▼▼▼

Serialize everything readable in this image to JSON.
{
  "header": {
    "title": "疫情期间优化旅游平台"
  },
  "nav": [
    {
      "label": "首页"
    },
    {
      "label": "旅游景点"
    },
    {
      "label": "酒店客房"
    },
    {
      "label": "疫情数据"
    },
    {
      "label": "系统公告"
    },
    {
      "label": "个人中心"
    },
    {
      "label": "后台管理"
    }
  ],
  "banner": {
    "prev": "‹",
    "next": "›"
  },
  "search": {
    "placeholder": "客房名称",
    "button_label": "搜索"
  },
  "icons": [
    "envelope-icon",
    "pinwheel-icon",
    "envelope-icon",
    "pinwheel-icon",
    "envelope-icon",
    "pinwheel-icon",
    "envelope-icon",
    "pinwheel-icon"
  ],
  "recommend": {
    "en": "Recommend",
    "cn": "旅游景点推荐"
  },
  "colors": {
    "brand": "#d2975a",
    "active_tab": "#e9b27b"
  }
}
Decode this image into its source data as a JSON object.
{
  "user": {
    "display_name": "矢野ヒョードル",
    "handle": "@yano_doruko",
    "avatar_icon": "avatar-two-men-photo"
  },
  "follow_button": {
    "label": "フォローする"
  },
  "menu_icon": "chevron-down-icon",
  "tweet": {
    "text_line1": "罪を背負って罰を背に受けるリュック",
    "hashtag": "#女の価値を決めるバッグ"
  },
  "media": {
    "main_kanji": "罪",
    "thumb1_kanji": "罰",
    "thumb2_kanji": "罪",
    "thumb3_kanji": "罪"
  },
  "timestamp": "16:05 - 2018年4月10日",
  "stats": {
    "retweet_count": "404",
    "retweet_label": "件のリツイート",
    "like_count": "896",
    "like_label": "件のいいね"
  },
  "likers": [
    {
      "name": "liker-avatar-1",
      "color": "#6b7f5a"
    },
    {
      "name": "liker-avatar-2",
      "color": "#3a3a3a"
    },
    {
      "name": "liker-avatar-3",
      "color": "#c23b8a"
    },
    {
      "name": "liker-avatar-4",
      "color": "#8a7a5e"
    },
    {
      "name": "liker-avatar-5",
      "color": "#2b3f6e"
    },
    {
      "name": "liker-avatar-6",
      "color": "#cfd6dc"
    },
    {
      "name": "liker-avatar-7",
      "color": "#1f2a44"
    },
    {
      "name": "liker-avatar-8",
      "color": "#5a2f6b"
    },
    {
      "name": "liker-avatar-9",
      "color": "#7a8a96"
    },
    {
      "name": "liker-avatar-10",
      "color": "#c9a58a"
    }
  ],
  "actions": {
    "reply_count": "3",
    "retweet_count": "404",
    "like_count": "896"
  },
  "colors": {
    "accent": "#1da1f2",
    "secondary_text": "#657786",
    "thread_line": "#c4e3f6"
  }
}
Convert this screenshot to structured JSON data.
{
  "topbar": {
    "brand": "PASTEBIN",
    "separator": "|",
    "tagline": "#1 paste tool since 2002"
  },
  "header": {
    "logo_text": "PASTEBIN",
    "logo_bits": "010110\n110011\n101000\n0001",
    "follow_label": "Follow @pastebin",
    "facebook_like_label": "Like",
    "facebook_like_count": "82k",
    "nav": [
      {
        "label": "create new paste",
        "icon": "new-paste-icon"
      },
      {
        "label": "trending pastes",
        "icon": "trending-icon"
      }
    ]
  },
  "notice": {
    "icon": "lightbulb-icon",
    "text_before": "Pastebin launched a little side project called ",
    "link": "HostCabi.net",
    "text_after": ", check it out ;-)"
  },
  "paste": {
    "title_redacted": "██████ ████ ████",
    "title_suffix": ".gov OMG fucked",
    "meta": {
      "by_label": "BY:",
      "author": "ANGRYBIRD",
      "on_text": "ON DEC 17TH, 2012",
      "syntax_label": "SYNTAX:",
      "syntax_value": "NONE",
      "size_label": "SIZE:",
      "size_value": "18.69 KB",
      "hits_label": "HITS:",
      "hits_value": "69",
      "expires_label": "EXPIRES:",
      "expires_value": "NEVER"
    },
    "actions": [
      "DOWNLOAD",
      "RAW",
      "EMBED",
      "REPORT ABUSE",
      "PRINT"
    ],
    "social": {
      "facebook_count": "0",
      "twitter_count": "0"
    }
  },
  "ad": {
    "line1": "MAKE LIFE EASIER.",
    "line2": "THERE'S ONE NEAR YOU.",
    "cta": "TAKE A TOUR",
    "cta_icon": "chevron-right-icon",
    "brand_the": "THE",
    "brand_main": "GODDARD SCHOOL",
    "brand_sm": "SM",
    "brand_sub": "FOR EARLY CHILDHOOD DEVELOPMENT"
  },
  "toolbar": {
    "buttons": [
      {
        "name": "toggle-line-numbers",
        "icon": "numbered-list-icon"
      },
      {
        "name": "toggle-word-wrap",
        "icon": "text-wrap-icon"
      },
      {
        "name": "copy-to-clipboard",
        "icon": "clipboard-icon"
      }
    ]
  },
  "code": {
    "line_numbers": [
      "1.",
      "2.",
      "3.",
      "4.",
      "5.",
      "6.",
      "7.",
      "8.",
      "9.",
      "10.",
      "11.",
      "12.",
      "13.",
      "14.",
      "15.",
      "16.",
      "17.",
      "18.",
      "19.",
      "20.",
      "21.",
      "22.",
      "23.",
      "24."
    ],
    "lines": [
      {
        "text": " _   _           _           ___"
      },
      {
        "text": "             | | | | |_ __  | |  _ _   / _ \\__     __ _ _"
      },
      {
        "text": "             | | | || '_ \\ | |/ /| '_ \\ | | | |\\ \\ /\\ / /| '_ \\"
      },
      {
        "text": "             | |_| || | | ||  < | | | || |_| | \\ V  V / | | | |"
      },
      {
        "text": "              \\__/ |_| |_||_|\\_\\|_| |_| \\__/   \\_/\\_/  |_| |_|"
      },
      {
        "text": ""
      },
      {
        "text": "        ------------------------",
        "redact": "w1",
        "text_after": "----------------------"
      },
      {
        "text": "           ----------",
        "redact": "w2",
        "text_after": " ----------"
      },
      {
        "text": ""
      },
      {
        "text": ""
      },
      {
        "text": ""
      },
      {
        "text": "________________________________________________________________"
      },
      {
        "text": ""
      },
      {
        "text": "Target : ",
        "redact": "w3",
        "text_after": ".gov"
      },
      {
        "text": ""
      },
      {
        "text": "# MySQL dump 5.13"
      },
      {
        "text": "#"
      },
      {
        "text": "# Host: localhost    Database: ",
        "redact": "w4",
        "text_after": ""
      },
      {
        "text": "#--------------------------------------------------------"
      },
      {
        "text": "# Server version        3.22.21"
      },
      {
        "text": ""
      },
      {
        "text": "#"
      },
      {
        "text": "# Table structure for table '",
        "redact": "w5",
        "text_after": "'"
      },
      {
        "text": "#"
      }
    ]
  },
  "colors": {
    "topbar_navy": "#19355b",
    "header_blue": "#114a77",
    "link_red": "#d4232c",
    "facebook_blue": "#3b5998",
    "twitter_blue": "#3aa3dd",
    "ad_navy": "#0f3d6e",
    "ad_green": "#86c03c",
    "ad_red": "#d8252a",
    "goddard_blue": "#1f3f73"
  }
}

▲▲▲

Retype all of the material above with every character intact.

Serialize everything readable in this image to JSON.
{
  "header": {
    "title": "疫情期间优化旅游平台"
  },
  "nav": [
    {
      "label": "首页"
    },
    {
      "label": "旅游景点"
    },
    {
      "label": "酒店客房"
    },
    {
      "label": "疫情数据"
    },
    {
      "label": "系统公告"
    },
    {
      "label": "个人中心"
    },
    {
      "label": "后台管理"
    }
  ],
  "banner": {
    "prev": "‹",
    "next": "›"
  },
  "search": {
    "placeholder": "客房名称",
    "button_label": "搜索"
  },
  "icons": [
    "envelope-icon",
    "pinwheel-icon",
    "envelope-icon",
    "pinwheel-icon",
    "envelope-icon",
    "pinwheel-icon",
    "envelope-icon",
    "pinwheel-icon"
  ],
  "recommend": {
    "en": "Recommend",
    "cn": "旅游景点推荐"
  },
  "colors": {
    "brand": "#d2975a",
    "active_tab": "#e9b27b"
  }
}
Decode this image into its source data as a JSON object.
{
  "user": {
    "display_name": "矢野ヒョードル",
    "handle": "@yano_doruko",
    "avatar_icon": "avatar-two-men-photo"
  },
  "follow_button": {
    "label": "フォローする"
  },
  "menu_icon": "chevron-down-icon",
  "tweet": {
    "text_line1": "罪を背負って罰を背に受けるリュック",
    "hashtag": "#女の価値を決めるバッグ"
  },
  "media": {
    "main_kanji": "罪",
    "thumb1_kanji": "罰",
    "thumb2_kanji": "罪",
    "thumb3_kanji": "罪"
  },
  "timestamp": "16:05 - 2018年4月10日",
  "stats": {
    "retweet_count": "404",
    "retweet_label": "件のリツイート",
    "like_count": "896",
    "like_label": "件のいいね"
  },
  "likers": [
    {
      "name": "liker-avatar-1",
      "color": "#6b7f5a"
    },
    {
      "name": "liker-avatar-2",
      "color": "#3a3a3a"
    },
    {
      "name": "liker-avatar-3",
      "color": "#c23b8a"
    },
    {
      "name": "liker-avatar-4",
      "color": "#8a7a5e"
    },
    {
      "name": "liker-avatar-5",
      "color": "#2b3f6e"
    },
    {
      "name": "liker-avatar-6",
      "color": "#cfd6dc"
    },
    {
      "name": "liker-avatar-7",
      "color": "#1f2a44"
    },
    {
      "name": "liker-avatar-8",
      "color": "#5a2f6b"
    },
    {
      "name": "liker-avatar-9",
      "color": "#7a8a96"
    },
    {
      "name": "liker-avatar-10",
      "color": "#c9a58a"
    }
  ],
  "actions": {
    "reply_count": "3",
    "retweet_count": "404",
    "like_count": "896"
  },
  "colors": {
    "accent": "#1da1f2",
    "secondary_text": "#657786",
    "thread_line": "#c4e3f6"
  }
}
Convert this screenshot to structured JSON data.
{
  "topbar": {
    "brand": "PASTEBIN",
    "separator": "|",
    "tagline": "#1 paste tool since 2002"
  },
  "header": {
    "logo_text": "PASTEBIN",
    "logo_bits": "010110\n110011\n101000\n0001",
    "follow_label": "Follow @pastebin",
    "facebook_like_label": "Like",
    "facebook_like_count": "82k",
    "nav": [
      {
        "label": "create new paste",
        "icon": "new-paste-icon"
      },
      {
        "label": "trending pastes",
        "icon": "trending-icon"
      }
    ]
  },
  "notice": {
    "icon": "lightbulb-icon",
    "text_before": "Pastebin launched a little side project called ",
    "link": "HostCabi.net",
    "text_after": ", check it out ;-)"
  },
  "paste": {
    "title_redacted": "██████ ████ ████",
    "title_suffix": ".gov OMG fucked",
    "meta": {
      "by_label": "BY:",
      "author": "ANGRYBIRD",
      "on_text": "ON DEC 17TH, 2012",
      "syntax_label": "SYNTAX:",
      "syntax_value": "NONE",
      "size_label": "SIZE:",
      "size_value": "18.69 KB",
      "hits_label": "HITS:",
      "hits_value": "69",
      "expires_label": "EXPIRES:",
      "expires_value": "NEVER"
    },
    "actions": [
      "DOWNLOAD",
      "RAW",
      "EMBED",
      "REPORT ABUSE",
      "PRINT"
    ],
    "social": {
      "facebook_count": "0",
      "twitter_count": "0"
    }
  },
  "ad": {
    "line1": "MAKE LIFE EASIER.",
    "line2": "THERE'S ONE NEAR YOU.",
    "cta": "TAKE A TOUR",
    "cta_icon": "chevron-right-icon",
    "brand_the": "THE",
    "brand_main": "GODDARD SCHOOL",
    "brand_sm": "SM",
    "brand_sub": "FOR EARLY CHILDHOOD DEVELOPMENT"
  },
  "toolbar": {
    "buttons": [
      {
        "name": "toggle-line-numbers",
        "icon": "numbered-list-icon"
      },
      {
        "name": "toggle-word-wrap",
        "icon": "text-wrap-icon"
      },
      {
        "name": "copy-to-clipboard",
        "icon": "clipboard-icon"
      }
    ]
  },
  "code": {
    "line_numbers": [
      "1.",
      "2.",
      "3.",
      "4.",
      "5.",
      "6.",
      "7.",
      "8.",
      "9.",
      "10.",
      "11.",
      "12.",
      "13.",
      "14.",
      "15.",
      "16.",
      "17.",
      "18.",
      "19.",
      "20.",
      "21.",
      "22.",
      "23.",
      "24."
    ],
    "lines": [
      {
        "text": " _   _           _           ___"
      },
      {
        "text": "             | | | | |_ __  | |  _ _   / _ \\__     __ _ _"
      },
      {
        "text": "             | | | || '_ \\ | |/ /| '_ \\ | | | |\\ \\ /\\ / /| '_ \\"
      },
      {
        "text": "             | |_| || | | ||  < | | | || |_| | \\ V  V / | | | |"
      },
      {
        "text": "              \\__/ |_| |_||_|\\_\\|_| |_| \\__/   \\_/\\_/  |_| |_|"
      },
      {
        "text": ""
      },
      {
        "text": "        ------------------------",
        "redact": "w1",
        "text_after": "----------------------"
      },
      {
        "text": "           ----------",
        "redact": "w2",
        "text_after": " ----------"
      },
      {
        "text": ""
      },
      {
        "text": ""
      },
      {
        "text": ""
      },
      {
        "text": "________________________________________________________________"
      },
      {
        "text": ""
      },
      {
        "text": "Target : ",
        "redact": "w3",
        "text_after": ".gov"
      },
      {
        "text": ""
      },
      {
        "text": "# MySQL dump 5.13"
      },
      {
        "text": "#"
      },
      {
        "text": "# Host: localhost    Database: ",
        "redact": "w4",
        "text_after": ""
      },
      {
        "text": "#--------------------------------------------------------"
      },
      {
        "text": "# Server version        3.22.21"
      },
      {
        "text": ""
      },
      {
        "text": "#"
      },
      {
        "text": "# Table structure for table '",
        "redact": "w5",
        "text_after": "'"
      },
      {
        "text": "#"
      }
    ]
  },
  "colors": {
    "topbar_navy": "#19355b",
    "header_blue": "#114a77",
    "link_red": "#d4232c",
    "facebook_blue": "#3b5998",
    "twitter_blue": "#3aa3dd",
    "ad_navy": "#0f3d6e",
    "ad_green": "#86c03c",
    "ad_red": "#d8252a",
    "goddard_blue": "#1f3f73"
  }
}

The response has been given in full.